# [Problems and tasks]
a – From the PowerInfer bug report, extract everything from "[x] I searched" down to "the demo code.".
b – Translate this sentence from the PowerInfer bug report into Spanish: "Development is rapid, and as of now, there are no tagged versions."
c – Which cmake version does the PowerInfer bug report list?
--- start Document extract ---
Prerequisites

Before submitting your issue, please ensure the following:

[x] I am running the latest version of PowerInfer. Development is rapid, and as of now, there are no tagged versions.
[x] I have carefully read and followed the instructions in the README.md.
[x] I searched using keywords relevant to my issue to make sure that I am creating a new issue that is not already open (or closed).

Expected Behavior

I tried to build the project and run a simple demo code as said in README.

Current Behavior

It built successfully, but report error when I tried to run the demo code.

offload_ffn_split: applying augmentation to model - please wait ...

CUDA error 222 at /home/test/test06/jdz/PowerInfer/ggml-cuda.cu:9635: the provided PTX was compiled with an unsupported toolchain.
current device: 0

Environment and Context

SDK version, e.g. for Linux:

Python 3.10.14
cmake version 3.30.1
g++ (conda-forge gcc 11.4.0-13) 11.4.0

Failure Information (for bugs)

I followed README, use cmake -S . -B build -DLLAMA_CUBLAS=ON, cmake --build build --config Release to build the project, and then run the command:

./build/bin/main -m /home/test/test06/jdz/PLMs/ReluLLaMA-7B/llama-7b-relu.powerinfer.gguf -n 128 -t 8 -p "Once upon a time" --vram-budget 8

I got the following logout

Log start

<!--skip some log-->

offload_ffn_split: applying augmentation to model - please wait ...

CUDA error 222 at /home/test/test06/jdz/PowerInfer/ggml-cuda.cu:9635: the provided PTX was compiled with an unsupported toolchain.
current device: 0

Steps to Reproduce

Just follow README.
--- end Document extract ---
--- start Listed records ---
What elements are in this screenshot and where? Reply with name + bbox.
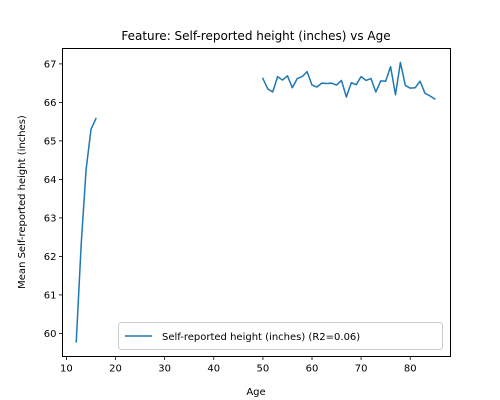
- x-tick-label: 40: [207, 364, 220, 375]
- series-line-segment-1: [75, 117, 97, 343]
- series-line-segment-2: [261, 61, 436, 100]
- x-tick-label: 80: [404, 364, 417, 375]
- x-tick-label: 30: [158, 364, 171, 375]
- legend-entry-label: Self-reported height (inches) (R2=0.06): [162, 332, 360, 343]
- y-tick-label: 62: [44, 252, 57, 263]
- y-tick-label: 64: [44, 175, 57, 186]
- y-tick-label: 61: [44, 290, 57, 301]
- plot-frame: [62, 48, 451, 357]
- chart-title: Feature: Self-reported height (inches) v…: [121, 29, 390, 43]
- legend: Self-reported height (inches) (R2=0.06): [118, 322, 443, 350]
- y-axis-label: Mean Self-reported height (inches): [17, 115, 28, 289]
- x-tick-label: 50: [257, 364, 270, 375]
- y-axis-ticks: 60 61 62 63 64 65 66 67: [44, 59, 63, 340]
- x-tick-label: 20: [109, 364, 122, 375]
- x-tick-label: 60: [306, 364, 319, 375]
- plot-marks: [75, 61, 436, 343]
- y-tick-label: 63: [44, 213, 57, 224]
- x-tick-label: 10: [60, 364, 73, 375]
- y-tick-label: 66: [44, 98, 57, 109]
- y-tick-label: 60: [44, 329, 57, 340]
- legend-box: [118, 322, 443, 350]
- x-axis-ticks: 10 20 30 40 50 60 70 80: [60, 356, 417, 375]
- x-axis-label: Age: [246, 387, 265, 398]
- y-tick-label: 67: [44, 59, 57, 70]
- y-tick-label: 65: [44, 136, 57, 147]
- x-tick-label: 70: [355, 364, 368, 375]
--- end Listed records ---
--- start Listed records ---
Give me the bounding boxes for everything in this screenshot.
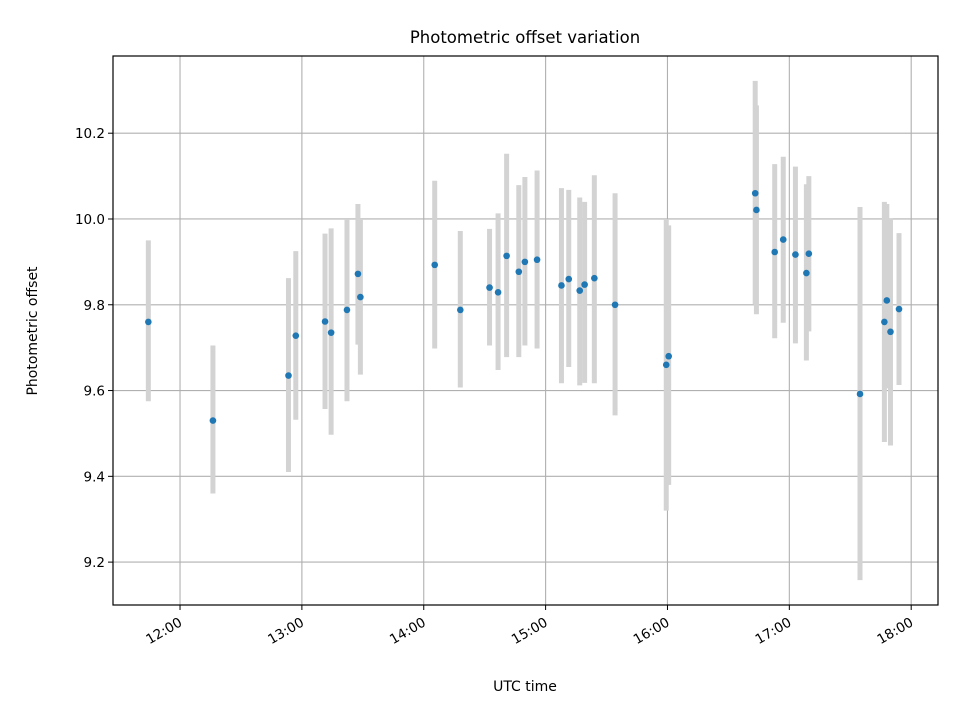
--- end Listed records ---
--- start Listed records ---
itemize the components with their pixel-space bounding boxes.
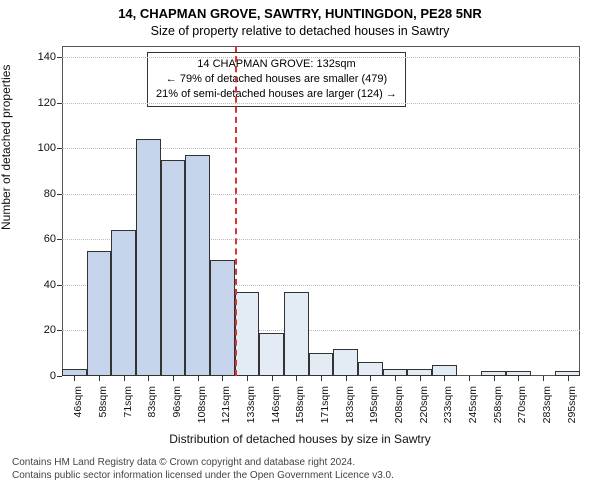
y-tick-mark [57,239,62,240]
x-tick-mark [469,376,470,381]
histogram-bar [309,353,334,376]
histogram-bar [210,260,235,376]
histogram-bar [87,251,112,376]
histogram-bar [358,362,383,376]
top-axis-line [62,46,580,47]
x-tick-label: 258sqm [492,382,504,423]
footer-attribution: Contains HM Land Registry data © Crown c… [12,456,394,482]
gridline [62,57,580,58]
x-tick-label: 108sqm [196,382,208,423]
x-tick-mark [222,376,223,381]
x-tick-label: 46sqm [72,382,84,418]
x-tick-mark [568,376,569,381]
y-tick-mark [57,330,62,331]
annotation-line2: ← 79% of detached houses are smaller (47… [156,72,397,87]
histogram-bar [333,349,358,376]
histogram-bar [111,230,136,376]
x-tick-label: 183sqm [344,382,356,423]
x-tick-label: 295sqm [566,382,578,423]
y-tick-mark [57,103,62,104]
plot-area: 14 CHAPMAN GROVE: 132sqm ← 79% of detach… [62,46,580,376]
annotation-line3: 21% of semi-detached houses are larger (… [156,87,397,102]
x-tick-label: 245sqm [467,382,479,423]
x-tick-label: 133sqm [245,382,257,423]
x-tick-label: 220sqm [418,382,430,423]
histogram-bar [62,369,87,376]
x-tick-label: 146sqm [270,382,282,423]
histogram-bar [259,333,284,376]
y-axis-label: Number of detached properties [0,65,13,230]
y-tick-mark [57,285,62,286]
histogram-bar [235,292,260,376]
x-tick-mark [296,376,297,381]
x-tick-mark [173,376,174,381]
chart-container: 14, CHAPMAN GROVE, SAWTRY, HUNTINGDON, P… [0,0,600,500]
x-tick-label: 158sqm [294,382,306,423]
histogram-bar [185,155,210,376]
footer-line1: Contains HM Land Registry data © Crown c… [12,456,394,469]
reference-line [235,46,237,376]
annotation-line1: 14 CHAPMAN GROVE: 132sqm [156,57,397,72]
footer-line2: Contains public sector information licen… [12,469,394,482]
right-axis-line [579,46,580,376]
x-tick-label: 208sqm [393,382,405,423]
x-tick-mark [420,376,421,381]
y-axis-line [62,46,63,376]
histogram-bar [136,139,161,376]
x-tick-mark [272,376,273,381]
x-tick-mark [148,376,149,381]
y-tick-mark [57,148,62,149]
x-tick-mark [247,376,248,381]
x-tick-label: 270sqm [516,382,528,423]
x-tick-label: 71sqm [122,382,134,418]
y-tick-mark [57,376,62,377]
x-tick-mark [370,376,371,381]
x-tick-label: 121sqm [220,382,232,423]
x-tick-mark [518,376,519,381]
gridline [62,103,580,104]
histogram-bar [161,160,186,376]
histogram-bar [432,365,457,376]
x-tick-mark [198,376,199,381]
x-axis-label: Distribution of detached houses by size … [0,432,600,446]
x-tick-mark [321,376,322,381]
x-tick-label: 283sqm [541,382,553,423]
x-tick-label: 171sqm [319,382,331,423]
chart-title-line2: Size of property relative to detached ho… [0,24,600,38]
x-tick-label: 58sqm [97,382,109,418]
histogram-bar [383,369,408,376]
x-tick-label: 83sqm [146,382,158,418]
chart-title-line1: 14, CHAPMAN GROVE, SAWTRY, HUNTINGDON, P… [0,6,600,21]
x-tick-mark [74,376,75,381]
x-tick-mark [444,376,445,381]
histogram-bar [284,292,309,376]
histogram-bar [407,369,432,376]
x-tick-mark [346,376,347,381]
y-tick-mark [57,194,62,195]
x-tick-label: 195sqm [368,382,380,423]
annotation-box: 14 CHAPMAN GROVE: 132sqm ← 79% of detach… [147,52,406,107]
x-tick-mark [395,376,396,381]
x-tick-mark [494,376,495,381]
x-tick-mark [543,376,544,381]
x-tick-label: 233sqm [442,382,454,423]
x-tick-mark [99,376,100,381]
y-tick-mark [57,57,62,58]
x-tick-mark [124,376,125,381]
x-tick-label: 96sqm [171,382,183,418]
--- end Listed records ---
# [The results]
a –
[x] I searched using keywords relevant to my issue to make sure that I am creating a new issue that is not already open (or closed).

Expected Behavior

I tried to build the project and run a simple demo code as said in README.

Current Behavior

It built successfully, but report error when I tried to run the demo code.

b – El desarrollo es rápido y, por ahora, no hay versiones etiquetadas.

c – 3.30.1